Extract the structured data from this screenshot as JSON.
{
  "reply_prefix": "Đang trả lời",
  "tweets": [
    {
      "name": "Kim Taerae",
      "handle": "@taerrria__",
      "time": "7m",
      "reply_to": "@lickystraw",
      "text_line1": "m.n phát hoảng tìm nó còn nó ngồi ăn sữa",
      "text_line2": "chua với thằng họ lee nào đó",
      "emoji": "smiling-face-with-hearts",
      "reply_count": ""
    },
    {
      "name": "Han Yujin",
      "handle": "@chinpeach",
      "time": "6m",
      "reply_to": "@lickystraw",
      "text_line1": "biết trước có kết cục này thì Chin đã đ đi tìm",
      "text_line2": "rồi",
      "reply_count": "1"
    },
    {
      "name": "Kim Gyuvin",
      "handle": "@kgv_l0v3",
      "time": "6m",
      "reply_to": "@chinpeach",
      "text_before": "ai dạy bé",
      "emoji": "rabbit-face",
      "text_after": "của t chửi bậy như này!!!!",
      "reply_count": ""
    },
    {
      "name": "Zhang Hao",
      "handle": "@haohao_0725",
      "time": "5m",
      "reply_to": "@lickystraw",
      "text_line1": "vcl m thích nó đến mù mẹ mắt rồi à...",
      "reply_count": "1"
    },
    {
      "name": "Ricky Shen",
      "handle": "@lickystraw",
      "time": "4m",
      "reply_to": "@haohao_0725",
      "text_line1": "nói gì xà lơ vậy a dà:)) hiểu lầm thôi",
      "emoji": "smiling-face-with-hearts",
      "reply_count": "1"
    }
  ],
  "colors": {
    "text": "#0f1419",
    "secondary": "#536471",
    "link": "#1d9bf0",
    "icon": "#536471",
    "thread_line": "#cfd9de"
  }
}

----------

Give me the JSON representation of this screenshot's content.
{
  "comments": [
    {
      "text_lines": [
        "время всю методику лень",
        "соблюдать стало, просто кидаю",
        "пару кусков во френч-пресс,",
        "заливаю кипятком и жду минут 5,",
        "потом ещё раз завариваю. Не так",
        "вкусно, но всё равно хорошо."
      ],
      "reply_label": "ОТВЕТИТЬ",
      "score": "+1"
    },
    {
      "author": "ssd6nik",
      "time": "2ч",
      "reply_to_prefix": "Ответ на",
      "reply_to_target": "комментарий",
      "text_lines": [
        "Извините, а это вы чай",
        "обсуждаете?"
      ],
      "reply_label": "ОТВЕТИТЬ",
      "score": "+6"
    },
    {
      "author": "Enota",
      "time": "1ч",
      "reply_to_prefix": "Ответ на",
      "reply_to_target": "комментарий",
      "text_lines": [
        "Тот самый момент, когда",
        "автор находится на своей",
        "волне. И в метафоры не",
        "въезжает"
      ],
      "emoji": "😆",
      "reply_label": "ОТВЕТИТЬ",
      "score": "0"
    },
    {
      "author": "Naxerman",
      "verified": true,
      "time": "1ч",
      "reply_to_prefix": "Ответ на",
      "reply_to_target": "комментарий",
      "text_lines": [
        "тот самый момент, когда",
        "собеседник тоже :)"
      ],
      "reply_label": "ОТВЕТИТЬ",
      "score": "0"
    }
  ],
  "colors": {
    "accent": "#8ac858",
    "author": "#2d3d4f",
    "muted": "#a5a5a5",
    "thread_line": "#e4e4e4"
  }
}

----------

# [Task details]
Return every line of the preceding records in which the word "chinpeach" appears.

# [Response to the task]
      "handle": "@chinpeach",
      "reply_to": "@chinpeach",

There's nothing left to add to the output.